- WRITTEN INSTRUCTION:
Scan the data that follows and count the lines with the string "below"; answer with the count alone.
— Start —
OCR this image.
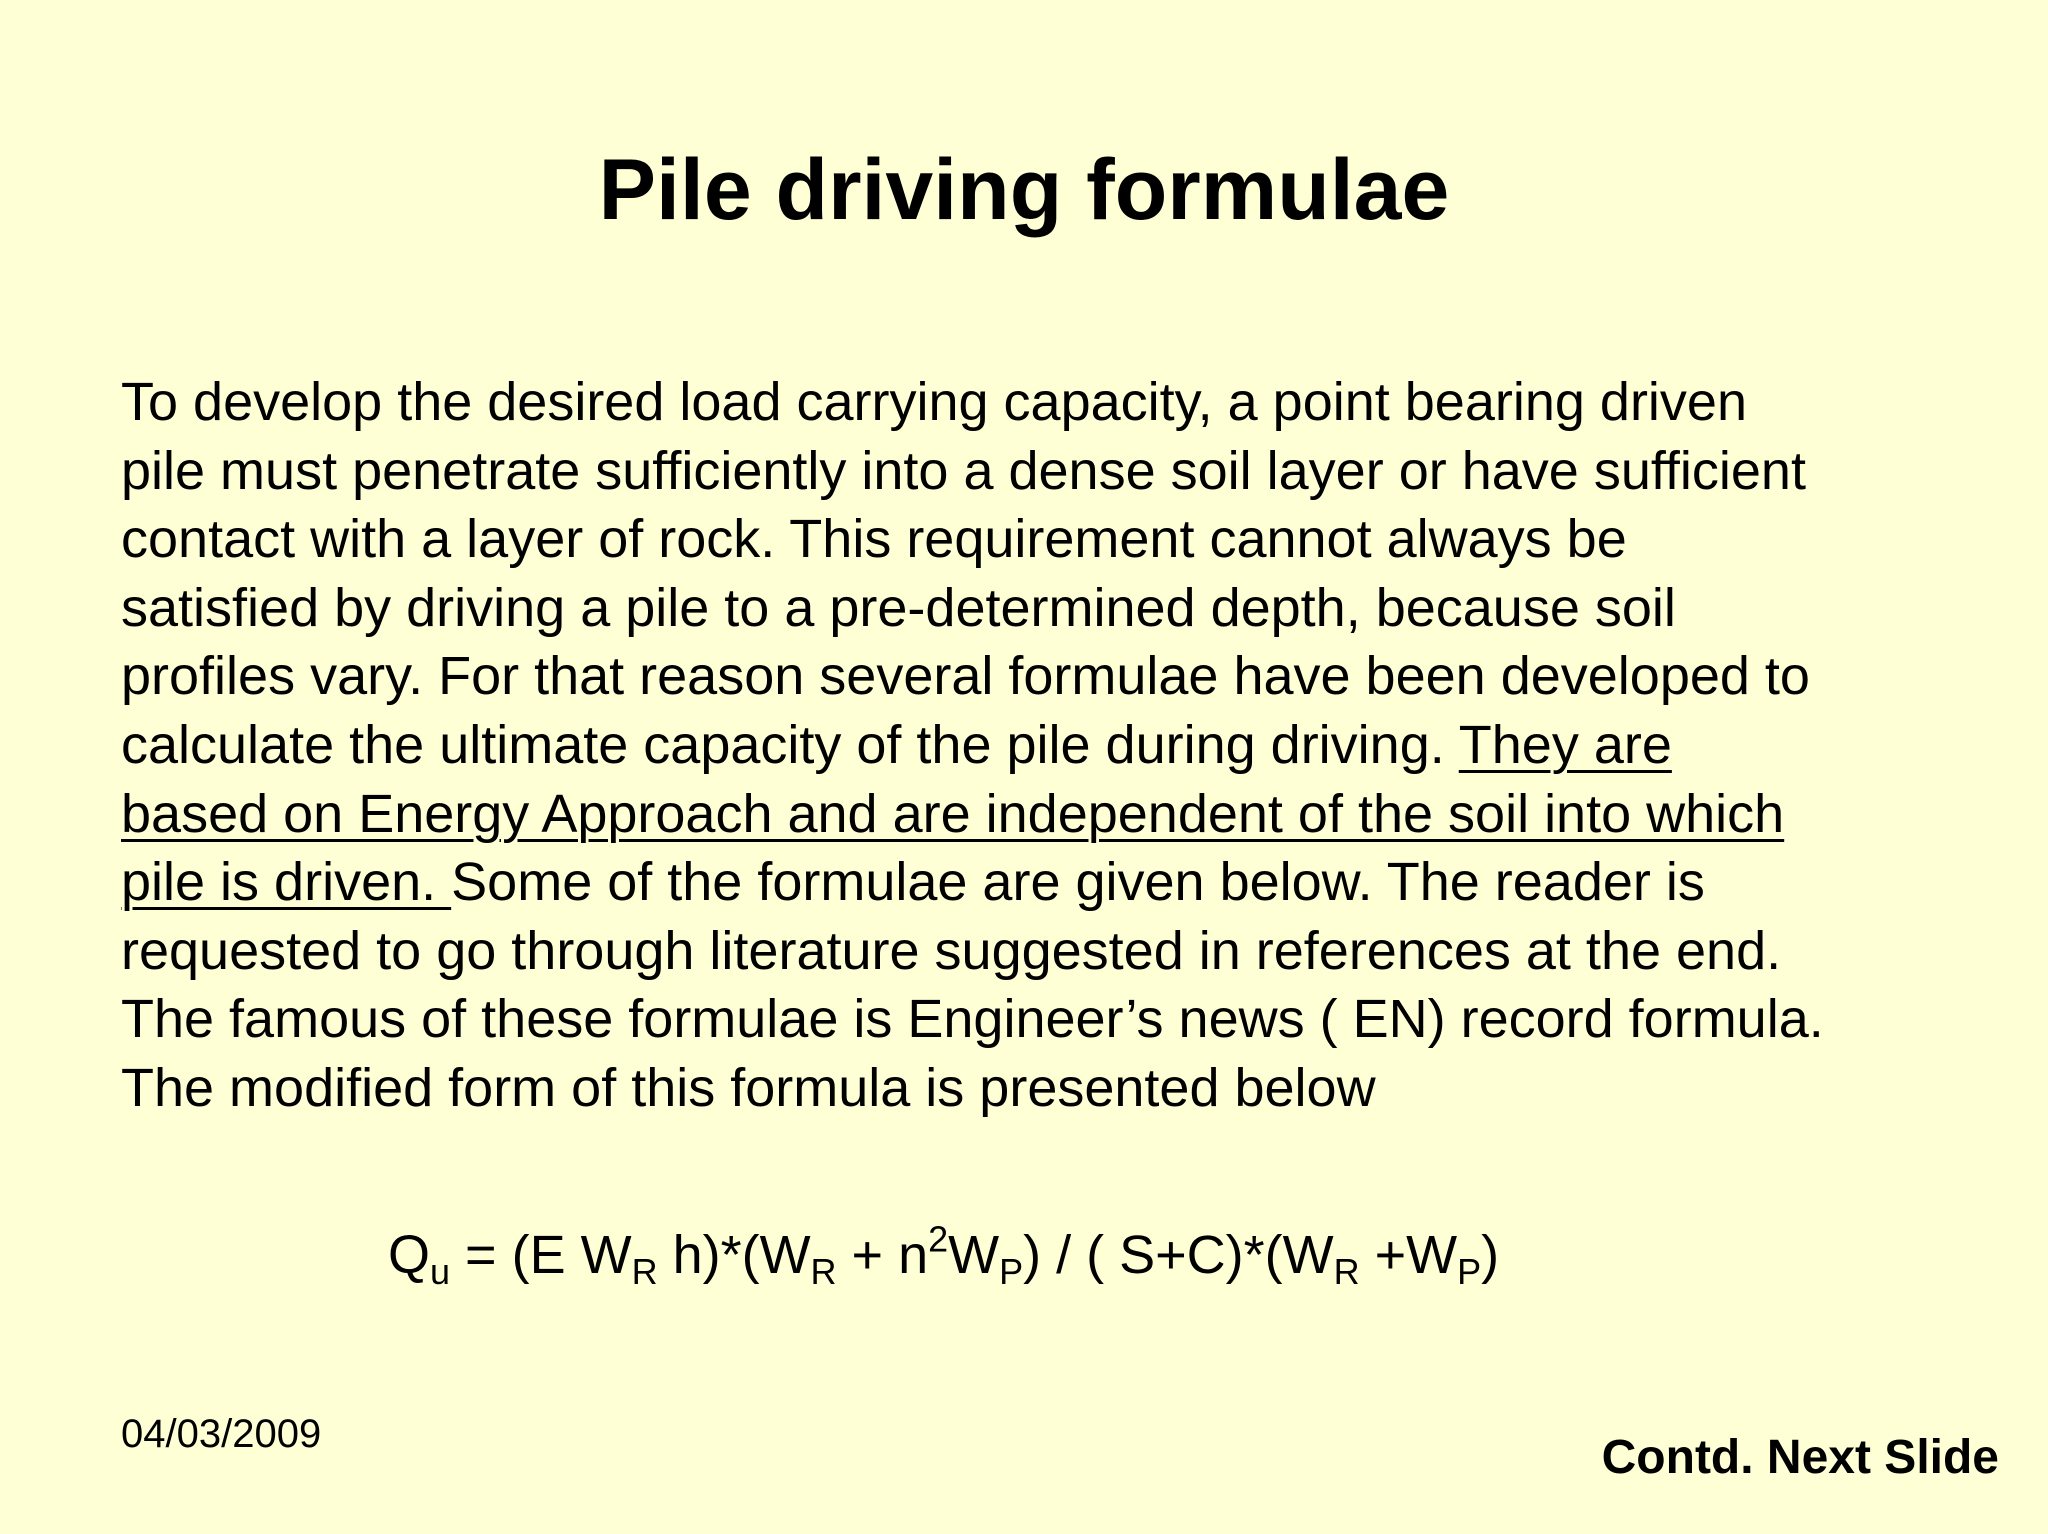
Pile driving formulae
To develop the desired load carrying capacity, a point bearing driven
pile must penetrate sufficiently into a dense soil layer or have sufficient
contact with a layer of rock. This requirement cannot always be
satisfied by driving a pile to a pre-determined depth, because soil
profiles vary. For that reason several formulae have been developed to
calculate the ultimate capacity of the pile during driving. They are
based on Energy Approach and are independent of the soil into which
pile is driven. Some of the formulae are given below. The reader is
requested to go through literature suggested in references at the end.
The famous of these formulae is Engineer’s news ( EN) record formula.
The modified form of this formula is presented below
$Q_u = (E$ $W_R$ $h)*(W_R + n^2W_P)$ / ( $S+C)*(W_R +W_P)$
04/03/2009	Contd. Next Slide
— End —
- WRITTEN ANSWER:
2